GOAL:
Filter for the word "levantó" and keep each matching line.

WORKING DATA:

— begin —

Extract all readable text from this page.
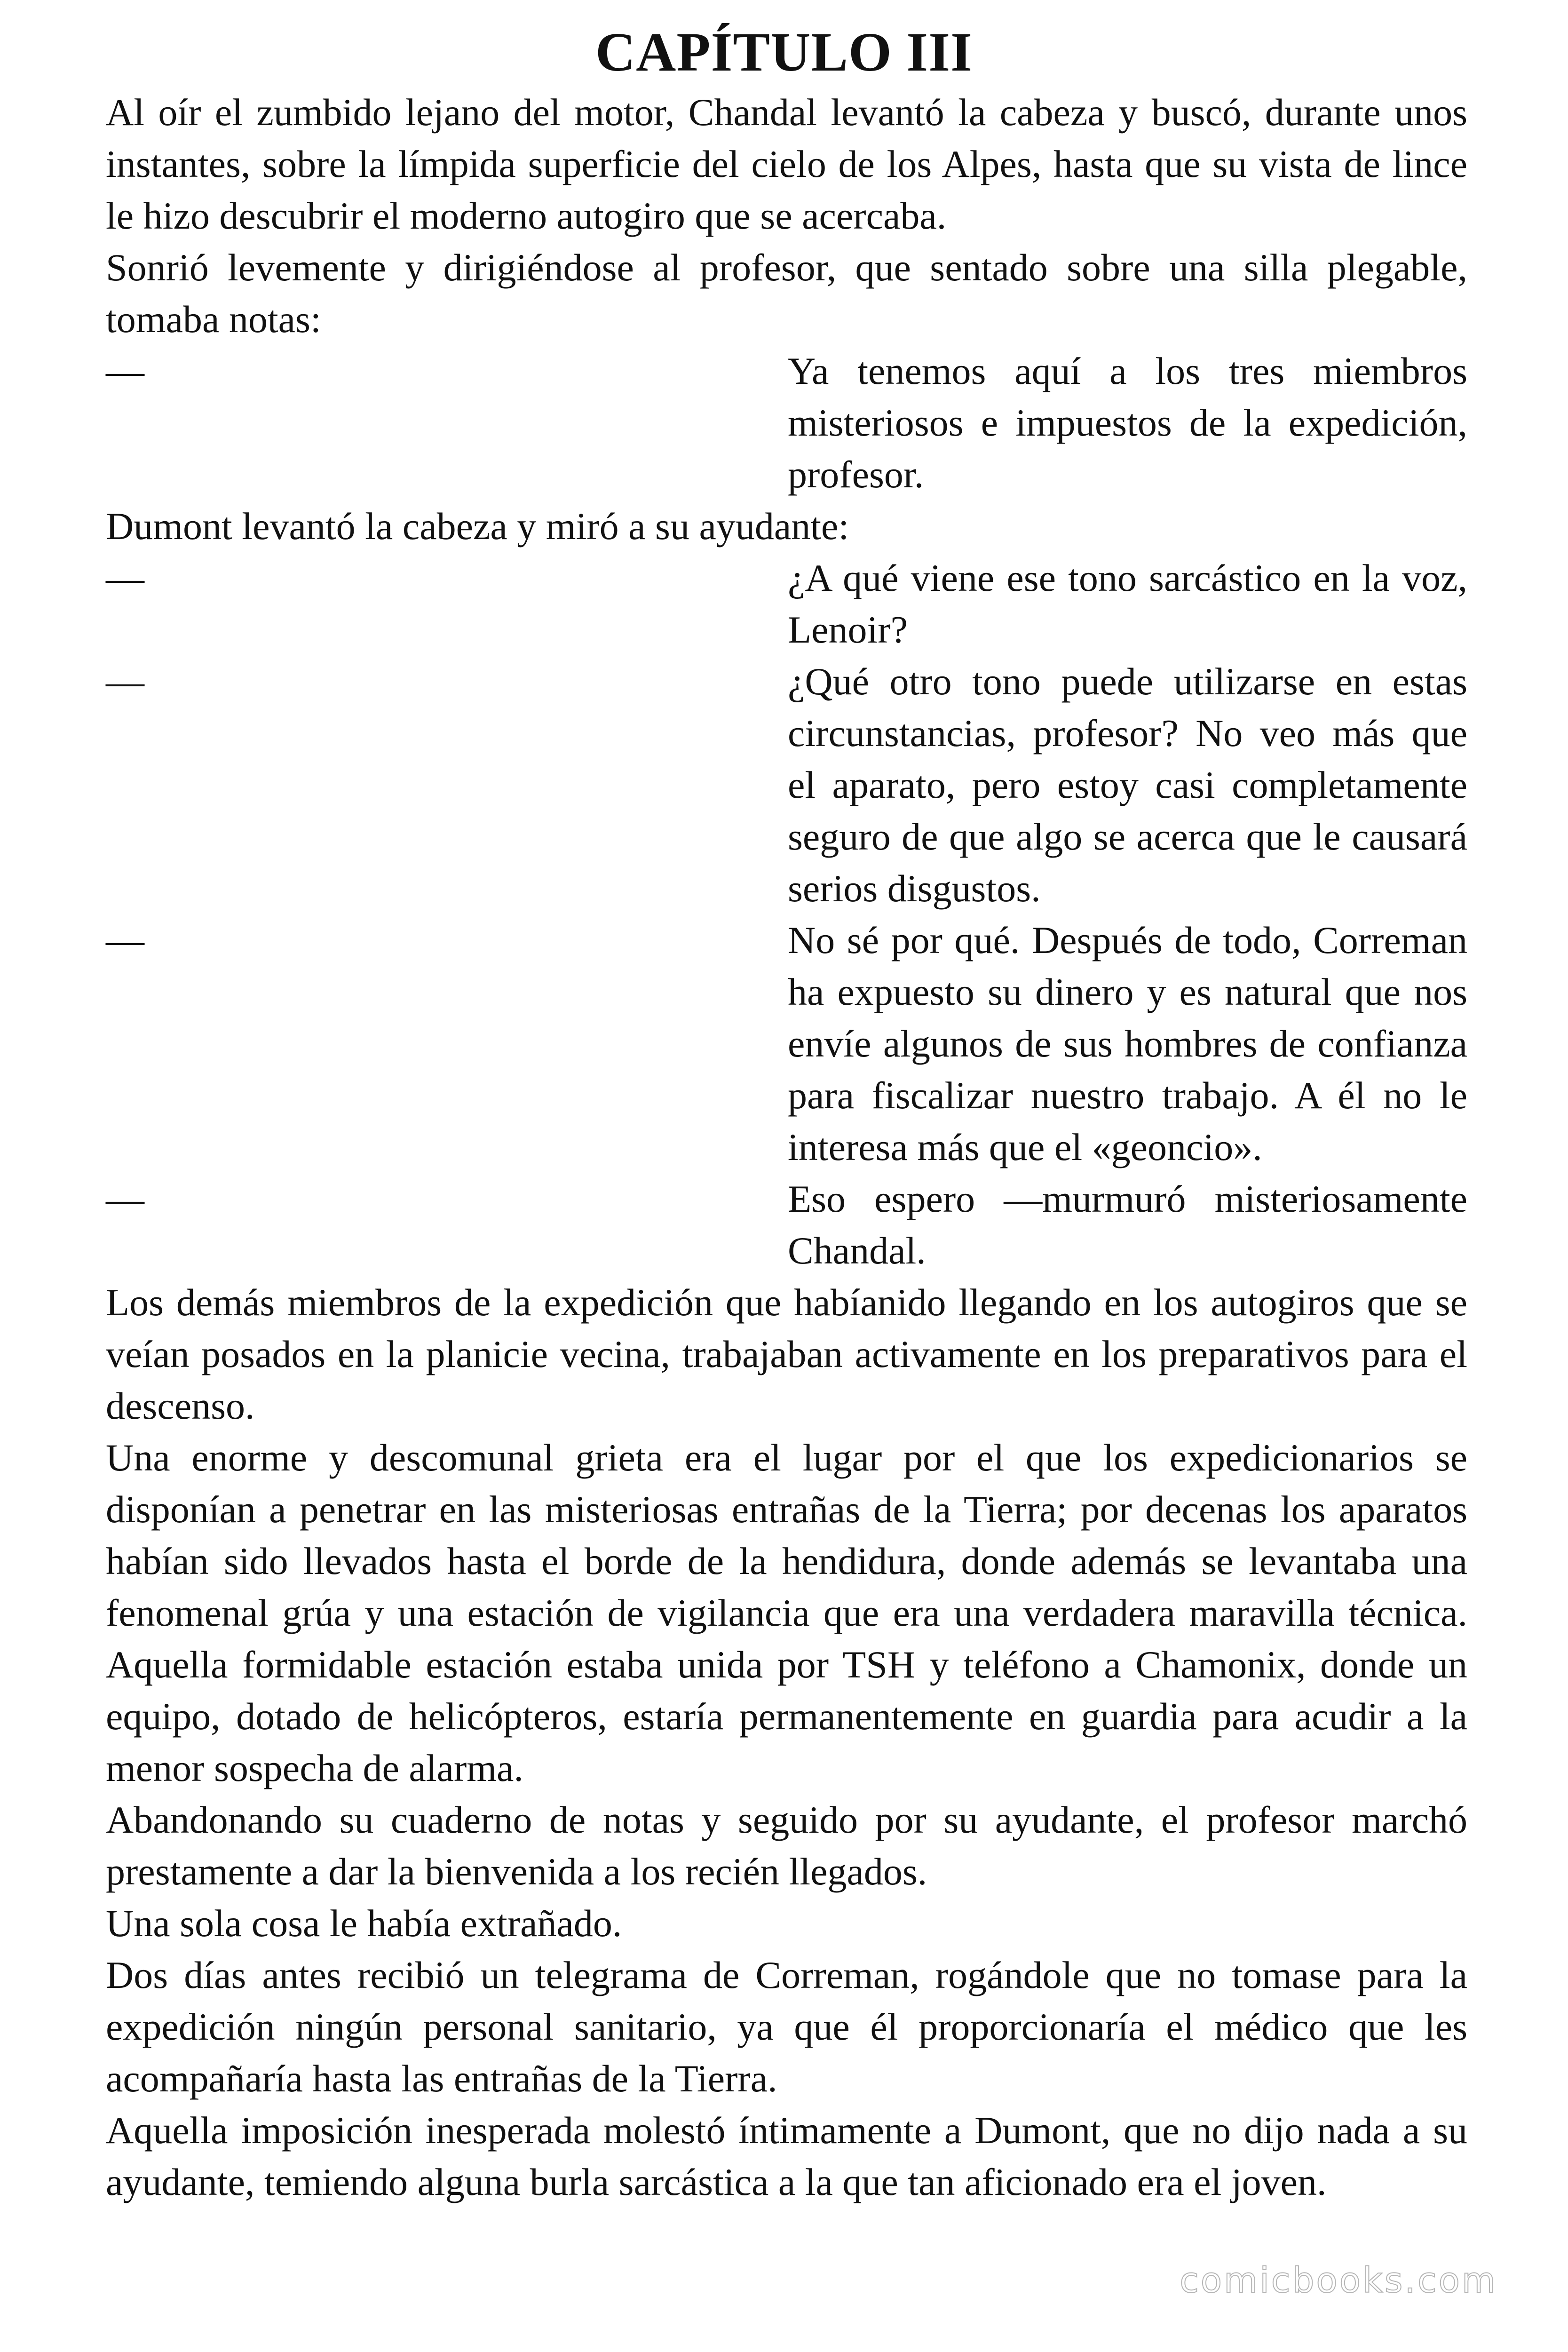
CAPÍTULO III

Al oír el zumbido lejano del motor, Chandal levantó la cabeza y buscó, durante unos instantes, sobre la límpida superficie del cielo de los Alpes, hasta que su vista de lince le hizo descubrir el moderno autogiro que se acercaba.

Sonrió levemente y dirigiéndose al profesor, que sentado sobre una silla plegable, tomaba notas:

—	Ya tenemos aquí a los tres miembros misteriosos e impuestos de la expedición, profesor.

Dumont levantó la cabeza y miró a su ayudante:

—	¿A qué viene ese tono sarcástico en la voz, Lenoir?
—	¿Qué otro tono puede utilizarse en estas circunstancias, profesor? No veo más que el aparato, pero estoy casi completamente seguro de que algo se acerca que le causará serios disgustos.
—	No sé por qué. Después de todo, Correman ha expuesto su dinero y es natural que nos envíe algunos de sus hombres de confianza para fiscalizar nuestro trabajo. A él no le interesa más que el «geoncio».
—	Eso espero —murmuró misteriosamente Chandal.

Los demás miembros de la expedición que habíanido llegando en los autogiros que se veían posados en la planicie vecina, trabajaban activamente en los preparativos para el descenso.

Una enorme y descomunal grieta era el lugar por el que los expedicionarios se disponían a penetrar en las misteriosas entrañas de la Tierra; por decenas los aparatos habían sido llevados hasta el borde de la hendidura, donde además se levantaba una fenomenal grúa y una estación de vigilancia que era una verdadera maravilla técnica. Aquella formidable estación estaba unida por TSH y teléfono a Chamonix, donde un equipo, dotado de helicópteros, estaría permanentemente en guardia para acudir a la menor sospecha de alarma.

Abandonando su cuaderno de notas y seguido por su ayudante, el profesor marchó prestamente a dar la bienvenida a los recién llegados.

Una sola cosa le había extrañado.

Dos días antes recibió un telegrama de Correman, rogándole que no tomase para la expedición ningún personal sanitario, ya que él proporcionaría el médico que les acompañaría hasta las entrañas de la Tierra.

Aquella imposición inesperada molestó íntimamente a Dumont, que no dijo nada a su ayudante, temiendo alguna burla sarcástica a la que tan aficionado era el joven.

comicbooks.com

— end —

FULL ANSWER:
Al oír el zumbido lejano del motor, Chandal levantó la cabeza y buscó, durante unos instantes, sobre la límpida superficie del cielo de los Alpes, hasta que su vista de lince le hizo descubrir el moderno autogiro que se acercaba.
Dumont levantó la cabeza y miró a su ayudante:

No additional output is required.